(WORK ORDER) The answer should match the entries below word for word, minus their pictures.

-- -- --

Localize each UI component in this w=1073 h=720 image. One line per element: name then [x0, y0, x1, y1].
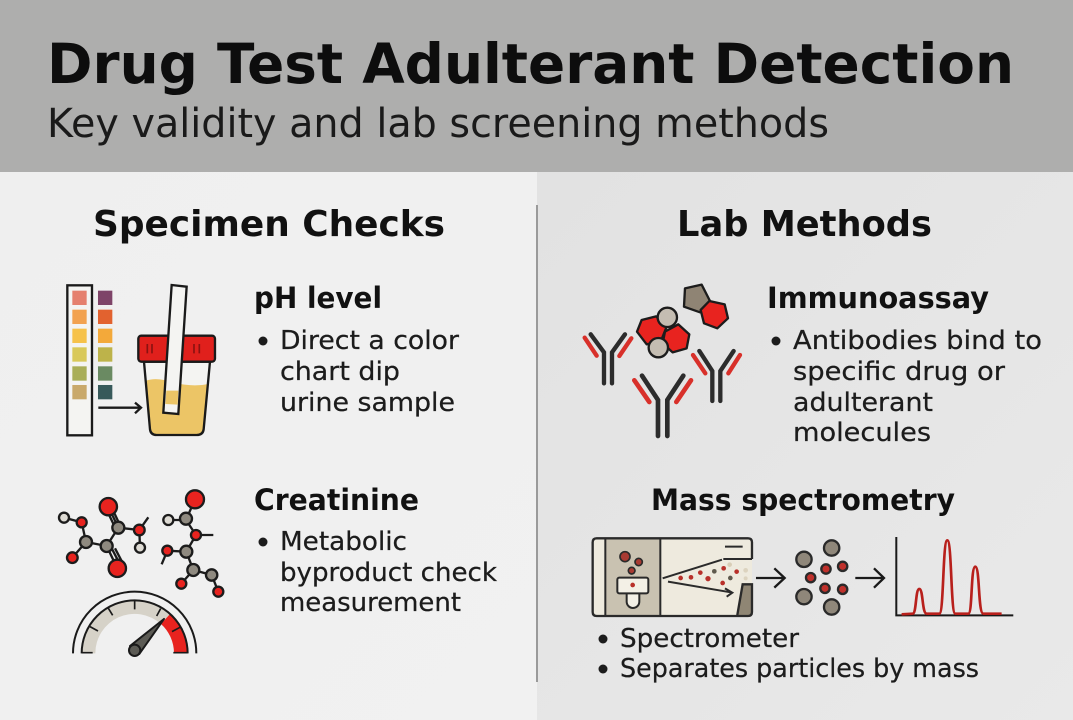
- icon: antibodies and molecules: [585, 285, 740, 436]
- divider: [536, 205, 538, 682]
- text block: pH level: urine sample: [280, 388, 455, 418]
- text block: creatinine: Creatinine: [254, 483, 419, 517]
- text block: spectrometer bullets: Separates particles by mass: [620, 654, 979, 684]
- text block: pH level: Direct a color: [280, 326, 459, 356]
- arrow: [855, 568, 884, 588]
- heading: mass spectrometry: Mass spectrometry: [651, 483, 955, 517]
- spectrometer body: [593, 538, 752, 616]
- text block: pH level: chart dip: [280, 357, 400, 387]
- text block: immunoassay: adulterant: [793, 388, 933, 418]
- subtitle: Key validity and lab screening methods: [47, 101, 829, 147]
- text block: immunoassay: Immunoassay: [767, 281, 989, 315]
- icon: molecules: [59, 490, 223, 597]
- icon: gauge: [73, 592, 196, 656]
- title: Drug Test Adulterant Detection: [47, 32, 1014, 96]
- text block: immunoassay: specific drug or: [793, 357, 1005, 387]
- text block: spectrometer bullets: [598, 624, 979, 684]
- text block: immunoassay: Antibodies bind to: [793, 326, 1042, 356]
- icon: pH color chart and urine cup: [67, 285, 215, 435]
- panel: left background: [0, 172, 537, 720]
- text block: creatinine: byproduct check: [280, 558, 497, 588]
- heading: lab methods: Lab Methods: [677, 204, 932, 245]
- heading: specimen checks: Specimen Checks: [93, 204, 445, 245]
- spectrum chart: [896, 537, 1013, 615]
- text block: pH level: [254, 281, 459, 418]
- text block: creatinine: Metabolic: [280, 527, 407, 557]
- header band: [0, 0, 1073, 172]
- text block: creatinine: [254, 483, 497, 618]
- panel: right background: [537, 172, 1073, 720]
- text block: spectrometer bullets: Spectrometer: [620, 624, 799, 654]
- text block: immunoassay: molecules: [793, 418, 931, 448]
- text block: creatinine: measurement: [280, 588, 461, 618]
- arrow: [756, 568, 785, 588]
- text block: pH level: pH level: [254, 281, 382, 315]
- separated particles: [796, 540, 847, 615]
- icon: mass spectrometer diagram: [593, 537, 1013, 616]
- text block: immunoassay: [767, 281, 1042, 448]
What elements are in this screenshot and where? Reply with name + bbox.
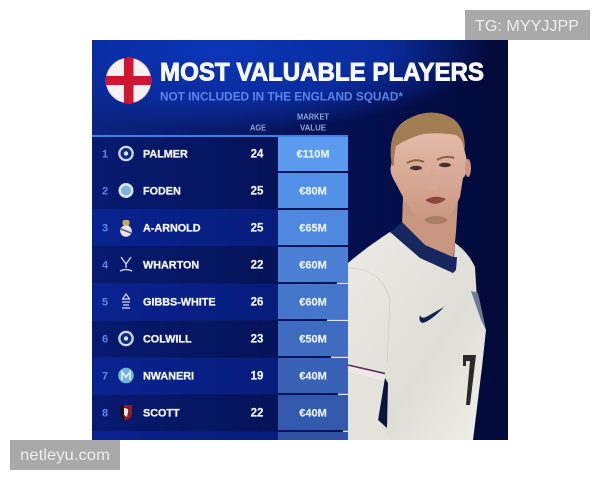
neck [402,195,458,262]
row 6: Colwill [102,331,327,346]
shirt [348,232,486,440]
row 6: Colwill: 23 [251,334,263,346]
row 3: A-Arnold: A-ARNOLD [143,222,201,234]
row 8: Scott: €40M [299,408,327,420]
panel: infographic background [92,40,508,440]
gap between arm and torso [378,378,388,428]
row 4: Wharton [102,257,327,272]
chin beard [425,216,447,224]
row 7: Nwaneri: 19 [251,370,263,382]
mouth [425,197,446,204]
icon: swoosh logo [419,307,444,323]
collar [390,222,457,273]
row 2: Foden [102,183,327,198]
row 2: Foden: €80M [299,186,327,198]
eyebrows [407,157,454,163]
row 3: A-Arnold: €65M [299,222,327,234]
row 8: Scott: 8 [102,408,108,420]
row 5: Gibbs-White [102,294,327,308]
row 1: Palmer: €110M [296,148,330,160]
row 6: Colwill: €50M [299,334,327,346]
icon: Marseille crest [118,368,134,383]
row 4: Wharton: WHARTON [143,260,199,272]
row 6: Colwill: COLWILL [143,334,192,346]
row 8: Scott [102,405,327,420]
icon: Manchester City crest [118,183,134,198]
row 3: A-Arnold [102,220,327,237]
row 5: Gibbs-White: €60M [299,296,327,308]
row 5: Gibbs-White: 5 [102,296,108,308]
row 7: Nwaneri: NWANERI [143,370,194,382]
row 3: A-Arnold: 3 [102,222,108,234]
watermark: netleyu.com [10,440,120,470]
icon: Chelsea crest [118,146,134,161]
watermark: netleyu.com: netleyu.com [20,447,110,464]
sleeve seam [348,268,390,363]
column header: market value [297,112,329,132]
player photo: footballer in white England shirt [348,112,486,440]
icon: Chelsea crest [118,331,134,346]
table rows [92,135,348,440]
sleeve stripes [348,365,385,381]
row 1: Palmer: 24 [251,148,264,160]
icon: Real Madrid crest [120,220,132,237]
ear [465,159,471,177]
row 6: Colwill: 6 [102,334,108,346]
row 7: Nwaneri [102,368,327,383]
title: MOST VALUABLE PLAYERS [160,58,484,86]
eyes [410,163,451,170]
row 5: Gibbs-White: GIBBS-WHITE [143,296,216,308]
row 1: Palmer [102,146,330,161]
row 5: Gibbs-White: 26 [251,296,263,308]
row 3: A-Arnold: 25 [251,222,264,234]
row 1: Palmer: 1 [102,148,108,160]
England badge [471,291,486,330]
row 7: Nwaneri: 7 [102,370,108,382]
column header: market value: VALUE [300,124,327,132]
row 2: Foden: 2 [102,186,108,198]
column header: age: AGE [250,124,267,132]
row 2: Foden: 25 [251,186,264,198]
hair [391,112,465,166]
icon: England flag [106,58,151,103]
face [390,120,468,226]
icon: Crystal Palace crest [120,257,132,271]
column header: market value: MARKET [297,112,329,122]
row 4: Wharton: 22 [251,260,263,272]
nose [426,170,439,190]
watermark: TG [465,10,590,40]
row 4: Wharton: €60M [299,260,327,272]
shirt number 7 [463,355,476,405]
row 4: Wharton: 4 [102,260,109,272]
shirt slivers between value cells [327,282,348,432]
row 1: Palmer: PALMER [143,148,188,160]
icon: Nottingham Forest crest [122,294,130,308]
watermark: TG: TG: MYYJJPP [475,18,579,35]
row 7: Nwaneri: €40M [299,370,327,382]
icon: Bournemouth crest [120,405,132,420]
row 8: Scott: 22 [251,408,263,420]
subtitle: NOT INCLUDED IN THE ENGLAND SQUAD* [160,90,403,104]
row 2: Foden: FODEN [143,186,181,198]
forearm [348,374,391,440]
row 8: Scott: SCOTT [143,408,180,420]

-- -- --

(EXPECTED ANSWER)
Localize each UI component in this w=1073 h=720 image. One line per element: name then [x0, y0, x1, y1].
- icon: antibodies and molecules: [585, 285, 740, 436]
- divider: [536, 205, 538, 682]
- text block: pH level: urine sample: [280, 388, 455, 418]
- text block: creatinine: Creatinine: [254, 483, 419, 517]
- text block: spectrometer bullets: Separates particles by mass: [620, 654, 979, 684]
- text block: pH level: Direct a color: [280, 326, 459, 356]
- arrow: [855, 568, 884, 588]
- heading: mass spectrometry: Mass spectrometry: [651, 483, 955, 517]
- spectrometer body: [593, 538, 752, 616]
- text block: pH level: chart dip: [280, 357, 400, 387]
- text block: immunoassay: adulterant: [793, 388, 933, 418]
- subtitle: Key validity and lab screening methods: [47, 101, 829, 147]
- text block: immunoassay: Immunoassay: [767, 281, 989, 315]
- icon: molecules: [59, 490, 223, 597]
- icon: gauge: [73, 592, 196, 656]
- title: Drug Test Adulterant Detection: [47, 32, 1014, 96]
- text block: immunoassay: specific drug or: [793, 357, 1005, 387]
- text block: spectrometer bullets: [598, 624, 979, 684]
- text block: immunoassay: Antibodies bind to: [793, 326, 1042, 356]
- icon: pH color chart and urine cup: [67, 285, 215, 435]
- panel: left background: [0, 172, 537, 720]
- text block: creatinine: byproduct check: [280, 558, 497, 588]
- heading: lab methods: Lab Methods: [677, 204, 932, 245]
- heading: specimen checks: Specimen Checks: [93, 204, 445, 245]
- spectrum chart: [896, 537, 1013, 615]
- text block: pH level: [254, 281, 459, 418]
- text block: creatinine: Metabolic: [280, 527, 407, 557]
- header band: [0, 0, 1073, 172]
- text block: creatinine: [254, 483, 497, 618]
- panel: right background: [537, 172, 1073, 720]
- text block: spectrometer bullets: Spectrometer: [620, 624, 799, 654]
- text block: immunoassay: molecules: [793, 418, 931, 448]
- text block: creatinine: measurement: [280, 588, 461, 618]
- arrow: [756, 568, 785, 588]
- text block: pH level: pH level: [254, 281, 382, 315]
- separated particles: [796, 540, 847, 615]
- icon: mass spectrometer diagram: [593, 537, 1013, 616]
- text block: immunoassay: [767, 281, 1042, 448]
What elements are in this screenshot and where? Reply with name + bbox.
neck [402,195,458,262]
row 6: Colwill [102,331,327,346]
shirt [348,232,486,440]
row 6: Colwill: 23 [251,334,263,346]
row 3: A-Arnold: A-ARNOLD [143,222,201,234]
row 8: Scott: €40M [299,408,327,420]
panel: infographic background [92,40,508,440]
gap between arm and torso [378,378,388,428]
row 4: Wharton [102,257,327,272]
chin beard [425,216,447,224]
row 7: Nwaneri: 19 [251,370,263,382]
mouth [425,197,446,204]
icon: swoosh logo [419,307,444,323]
collar [390,222,457,273]
row 2: Foden [102,183,327,198]
row 2: Foden: €80M [299,186,327,198]
eyebrows [407,157,454,163]
row 3: A-Arnold: €65M [299,222,327,234]
row 8: Scott: 8 [102,408,108,420]
row 5: Gibbs-White [102,294,327,308]
row 1: Palmer: €110M [296,148,330,160]
row 6: Colwill: €50M [299,334,327,346]
icon: Marseille crest [118,368,134,383]
row 4: Wharton: WHARTON [143,260,199,272]
row 6: Colwill: COLWILL [143,334,192,346]
row 8: Scott [102,405,327,420]
icon: Manchester City crest [118,183,134,198]
row 3: A-Arnold [102,220,327,237]
row 5: Gibbs-White: €60M [299,296,327,308]
row 5: Gibbs-White: 5 [102,296,108,308]
row 7: Nwaneri: NWANERI [143,370,194,382]
row 3: A-Arnold: 3 [102,222,108,234]
watermark: netleyu.com [10,440,120,470]
icon: Chelsea crest [118,146,134,161]
watermark: netleyu.com: netleyu.com [20,447,110,464]
sleeve seam [348,268,390,363]
column header: market value [297,112,329,132]
player photo: footballer in white England shirt [348,112,486,440]
icon: Chelsea crest [118,331,134,346]
table rows [92,135,348,440]
sleeve stripes [348,365,385,381]
row 1: Palmer: 24 [251,148,264,160]
icon: Real Madrid crest [120,220,132,237]
ear [465,159,471,177]
row 6: Colwill: 6 [102,334,108,346]
row 7: Nwaneri [102,368,327,383]
title: MOST VALUABLE PLAYERS [160,58,484,86]
eyes [410,163,451,170]
row 5: Gibbs-White: GIBBS-WHITE [143,296,216,308]
row 1: Palmer [102,146,330,161]
row 5: Gibbs-White: 26 [251,296,263,308]
row 3: A-Arnold: 25 [251,222,264,234]
row 1: Palmer: 1 [102,148,108,160]
England badge [471,291,486,330]
row 7: Nwaneri: 7 [102,370,108,382]
column header: market value: VALUE [300,124,327,132]
row 2: Foden: 2 [102,186,108,198]
column header: age: AGE [250,124,267,132]
row 2: Foden: 25 [251,186,264,198]
hair [391,112,465,166]
icon: England flag [106,58,151,103]
face [390,120,468,226]
icon: Crystal Palace crest [120,257,132,271]
column header: market value: MARKET [297,112,329,122]
row 4: Wharton: 22 [251,260,263,272]
nose [426,170,439,190]
watermark: TG [465,10,590,40]
row 4: Wharton: €60M [299,260,327,272]
shirt number 7 [463,355,476,405]
row 4: Wharton: 4 [102,260,109,272]
shirt slivers between value cells [327,282,348,432]
row 1: Palmer: PALMER [143,148,188,160]
icon: Nottingham Forest crest [122,294,130,308]
watermark: TG: TG: MYYJJPP [475,18,579,35]
row 7: Nwaneri: €40M [299,370,327,382]
icon: Bournemouth crest [120,405,132,420]
row 8: Scott: 22 [251,408,263,420]
subtitle: NOT INCLUDED IN THE ENGLAND SQUAD* [160,90,403,104]
row 2: Foden: FODEN [143,186,181,198]
forearm [348,374,391,440]
row 8: Scott: SCOTT [143,408,180,420]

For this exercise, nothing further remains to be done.